§ Objective: Write each line out again exactly as written.

[Stored records]
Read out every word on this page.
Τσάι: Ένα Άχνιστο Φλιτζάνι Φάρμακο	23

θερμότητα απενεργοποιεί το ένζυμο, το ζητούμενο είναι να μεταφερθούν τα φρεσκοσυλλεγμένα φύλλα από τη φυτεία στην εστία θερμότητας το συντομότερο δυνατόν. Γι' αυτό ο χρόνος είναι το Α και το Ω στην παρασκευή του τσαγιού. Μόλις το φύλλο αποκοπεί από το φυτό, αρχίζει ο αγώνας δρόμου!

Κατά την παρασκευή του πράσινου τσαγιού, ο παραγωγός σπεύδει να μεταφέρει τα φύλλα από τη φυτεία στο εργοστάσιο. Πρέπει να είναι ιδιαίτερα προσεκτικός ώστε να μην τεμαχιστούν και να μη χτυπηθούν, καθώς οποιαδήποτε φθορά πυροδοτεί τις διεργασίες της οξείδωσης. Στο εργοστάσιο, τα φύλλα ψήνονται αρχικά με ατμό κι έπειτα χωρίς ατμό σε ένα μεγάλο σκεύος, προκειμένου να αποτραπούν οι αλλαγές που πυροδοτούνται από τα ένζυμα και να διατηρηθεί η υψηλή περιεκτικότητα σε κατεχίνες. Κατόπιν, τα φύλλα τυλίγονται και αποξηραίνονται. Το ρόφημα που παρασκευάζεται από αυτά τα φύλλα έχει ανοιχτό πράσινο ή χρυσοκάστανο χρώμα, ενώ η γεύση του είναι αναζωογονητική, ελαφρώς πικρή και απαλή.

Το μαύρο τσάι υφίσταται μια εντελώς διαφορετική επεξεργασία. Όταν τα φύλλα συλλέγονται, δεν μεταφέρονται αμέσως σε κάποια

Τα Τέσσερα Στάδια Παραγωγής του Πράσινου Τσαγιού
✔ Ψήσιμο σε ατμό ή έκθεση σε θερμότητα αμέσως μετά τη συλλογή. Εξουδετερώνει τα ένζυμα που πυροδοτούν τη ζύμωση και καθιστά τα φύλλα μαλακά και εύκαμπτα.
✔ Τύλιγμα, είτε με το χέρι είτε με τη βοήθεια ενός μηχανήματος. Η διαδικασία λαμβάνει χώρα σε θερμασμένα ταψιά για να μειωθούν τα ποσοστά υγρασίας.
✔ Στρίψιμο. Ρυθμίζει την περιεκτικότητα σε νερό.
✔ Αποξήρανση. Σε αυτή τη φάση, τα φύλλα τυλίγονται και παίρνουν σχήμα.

§ Result for this exercise:
Read out every word on this page.
Τσάι: Ένα Άχνιστο Φλιτζάνι Φάρμακο	23

θερμότητα απενεργοποιεί το ένζυμο, το ζητούμενο είναι να μεταφερθούν τα φρεσκοσυλλεγμένα φύλλα από τη φυτεία στην εστία θερμότητας το συντομότερο δυνατόν. Γι' αυτό ο χρόνος είναι το Α και το Ω στην παρασκευή του τσαγιού. Μόλις το φύλλο αποκοπεί από το φυτό, αρχίζει ο αγώνας δρόμου!

Κατά την παρασκευή του πράσινου τσαγιού, ο παραγωγός σπεύδει να μεταφέρει τα φύλλα από τη φυτεία στο εργοστάσιο. Πρέπει να είναι ιδιαίτερα προσεκτικός ώστε να μην τεμαχιστούν και να μη χτυπηθούν, καθώς οποιαδήποτε φθορά πυροδοτεί τις διεργασίες της οξείδωσης. Στο εργοστάσιο, τα φύλλα ψήνονται αρχικά με ατμό κι έπειτα χωρίς ατμό σε ένα μεγάλο σκεύος, προκειμένου να αποτραπούν οι αλλαγές που πυροδοτούνται από τα ένζυμα και να διατηρηθεί η υψηλή περιεκτικότητα σε κατεχίνες. Κατόπιν, τα φύλλα τυλίγονται και αποξηραίνονται. Το ρόφημα που παρασκευάζεται από αυτά τα φύλλα έχει ανοιχτό πράσινο ή χρυσοκάστανο χρώμα, ενώ η γεύση του είναι αναζωογονητική, ελαφρώς πικρή και απαλή.

Το μαύρο τσάι υφίσταται μια εντελώς διαφορετική επεξεργασία. Όταν τα φύλλα συλλέγονται, δεν μεταφέρονται αμέσως σε κάποια

Τα Τέσσερα Στάδια Παραγωγής του Πράσινου Τσαγιού
✔ Ψήσιμο σε ατμό ή έκθεση σε θερμότητα αμέσως μετά τη συλλογή. Εξουδετερώνει τα ένζυμα που πυροδοτούν τη ζύμωση και καθιστά τα φύλλα μαλακά και εύκαμπτα.
✔ Τύλιγμα, είτε με το χέρι είτε με τη βοήθεια ενός μηχανήματος. Η διαδικασία λαμβάνει χώρα σε θερμασμένα ταψιά για να μειωθούν τα ποσοστά υγρασίας.
✔ Στρίψιμο. Ρυθμίζει την περιεκτικότητα σε νερό.
✔ Αποξήρανση. Σε αυτή τη φάση, τα φύλλα τυλίγονται και παίρνουν σχήμα.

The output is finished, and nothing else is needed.